Exercise goal. Write out the material below again, unchanged.

-------- Records supplied --------

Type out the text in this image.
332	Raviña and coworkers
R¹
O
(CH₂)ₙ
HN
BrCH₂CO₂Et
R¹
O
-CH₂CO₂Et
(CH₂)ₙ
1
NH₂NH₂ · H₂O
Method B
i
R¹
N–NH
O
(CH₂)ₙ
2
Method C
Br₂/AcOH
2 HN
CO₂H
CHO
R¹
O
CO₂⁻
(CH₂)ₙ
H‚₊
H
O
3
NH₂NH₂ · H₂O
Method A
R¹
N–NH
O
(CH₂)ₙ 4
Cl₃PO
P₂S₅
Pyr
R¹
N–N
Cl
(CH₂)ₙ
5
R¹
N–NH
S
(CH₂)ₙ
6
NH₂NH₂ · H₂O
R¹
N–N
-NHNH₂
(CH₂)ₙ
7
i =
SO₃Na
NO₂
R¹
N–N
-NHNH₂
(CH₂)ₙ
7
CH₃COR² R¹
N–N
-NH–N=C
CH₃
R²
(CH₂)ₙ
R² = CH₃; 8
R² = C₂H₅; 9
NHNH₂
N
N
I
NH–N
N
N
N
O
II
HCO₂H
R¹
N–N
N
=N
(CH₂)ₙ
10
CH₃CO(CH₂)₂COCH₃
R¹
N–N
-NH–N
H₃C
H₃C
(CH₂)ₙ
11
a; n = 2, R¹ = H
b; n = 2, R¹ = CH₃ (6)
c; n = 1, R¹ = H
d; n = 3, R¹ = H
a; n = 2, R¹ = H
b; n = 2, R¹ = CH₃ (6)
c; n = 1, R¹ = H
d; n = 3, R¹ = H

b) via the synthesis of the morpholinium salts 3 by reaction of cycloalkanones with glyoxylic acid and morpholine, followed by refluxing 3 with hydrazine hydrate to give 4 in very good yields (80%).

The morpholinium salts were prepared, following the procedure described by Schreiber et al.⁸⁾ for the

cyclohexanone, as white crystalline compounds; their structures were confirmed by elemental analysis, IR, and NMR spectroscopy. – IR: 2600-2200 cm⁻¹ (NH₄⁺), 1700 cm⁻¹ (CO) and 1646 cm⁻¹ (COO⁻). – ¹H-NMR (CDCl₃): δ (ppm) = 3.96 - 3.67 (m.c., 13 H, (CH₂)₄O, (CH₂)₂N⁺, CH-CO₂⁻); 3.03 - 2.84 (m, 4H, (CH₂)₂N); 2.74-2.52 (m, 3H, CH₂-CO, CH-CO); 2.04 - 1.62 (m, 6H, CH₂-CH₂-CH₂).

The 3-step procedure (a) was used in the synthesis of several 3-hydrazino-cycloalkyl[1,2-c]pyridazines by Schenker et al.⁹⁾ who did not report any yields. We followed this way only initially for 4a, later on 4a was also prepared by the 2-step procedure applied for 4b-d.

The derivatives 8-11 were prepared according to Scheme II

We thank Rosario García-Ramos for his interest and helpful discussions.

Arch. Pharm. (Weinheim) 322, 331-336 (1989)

--------

Solved exercise.
Type out the text in this image.
332	Raviña and coworkers
R¹
O
(CH₂)ₙ
HN
BrCH₂CO₂Et
R¹
O
-CH₂CO₂Et
(CH₂)ₙ
1
NH₂NH₂ · H₂O
Method B
i
R¹
N–NH
O
(CH₂)ₙ
2
Method C
Br₂/AcOH
2 HN
CO₂H
CHO
R¹
O
CO₂⁻
(CH₂)ₙ
H‚₊
H
O
3
NH₂NH₂ · H₂O
Method A
R¹
N–NH
O
(CH₂)ₙ 4
Cl₃PO
P₂S₅
Pyr
R¹
N–N
Cl
(CH₂)ₙ
5
R¹
N–NH
S
(CH₂)ₙ
6
NH₂NH₂ · H₂O
R¹
N–N
-NHNH₂
(CH₂)ₙ
7
i =
SO₃Na
NO₂
R¹
N–N
-NHNH₂
(CH₂)ₙ
7
CH₃COR² R¹
N–N
-NH–N=C
CH₃
R²
(CH₂)ₙ
R² = CH₃; 8
R² = C₂H₅; 9
NHNH₂
N
N
I
NH–N
N
N
N
O
II
HCO₂H
R¹
N–N
N
=N
(CH₂)ₙ
10
CH₃CO(CH₂)₂COCH₃
R¹
N–N
-NH–N
H₃C
H₃C
(CH₂)ₙ
11
a; n = 2, R¹ = H
b; n = 2, R¹ = CH₃ (6)
c; n = 1, R¹ = H
d; n = 3, R¹ = H
a; n = 2, R¹ = H
b; n = 2, R¹ = CH₃ (6)
c; n = 1, R¹ = H
d; n = 3, R¹ = H

b) via the synthesis of the morpholinium salts 3 by reaction of cycloalkanones with glyoxylic acid and morpholine, followed by refluxing 3 with hydrazine hydrate to give 4 in very good yields (80%).

The morpholinium salts were prepared, following the procedure described by Schreiber et al.⁸⁾ for the

cyclohexanone, as white crystalline compounds; their structures were confirmed by elemental analysis, IR, and NMR spectroscopy. – IR: 2600-2200 cm⁻¹ (NH₄⁺), 1700 cm⁻¹ (CO) and 1646 cm⁻¹ (COO⁻). – ¹H-NMR (CDCl₃): δ (ppm) = 3.96 - 3.67 (m.c., 13 H, (CH₂)₄O, (CH₂)₂N⁺, CH-CO₂⁻); 3.03 - 2.84 (m, 4H, (CH₂)₂N); 2.74-2.52 (m, 3H, CH₂-CO, CH-CO); 2.04 - 1.62 (m, 6H, CH₂-CH₂-CH₂).

The 3-step procedure (a) was used in the synthesis of several 3-hydrazino-cycloalkyl[1,2-c]pyridazines by Schenker et al.⁹⁾ who did not report any yields. We followed this way only initially for 4a, later on 4a was also prepared by the 2-step procedure applied for 4b-d.

The derivatives 8-11 were prepared according to Scheme II

We thank Rosario García-Ramos for his interest and helpful discussions.

Arch. Pharm. (Weinheim) 322, 331-336 (1989)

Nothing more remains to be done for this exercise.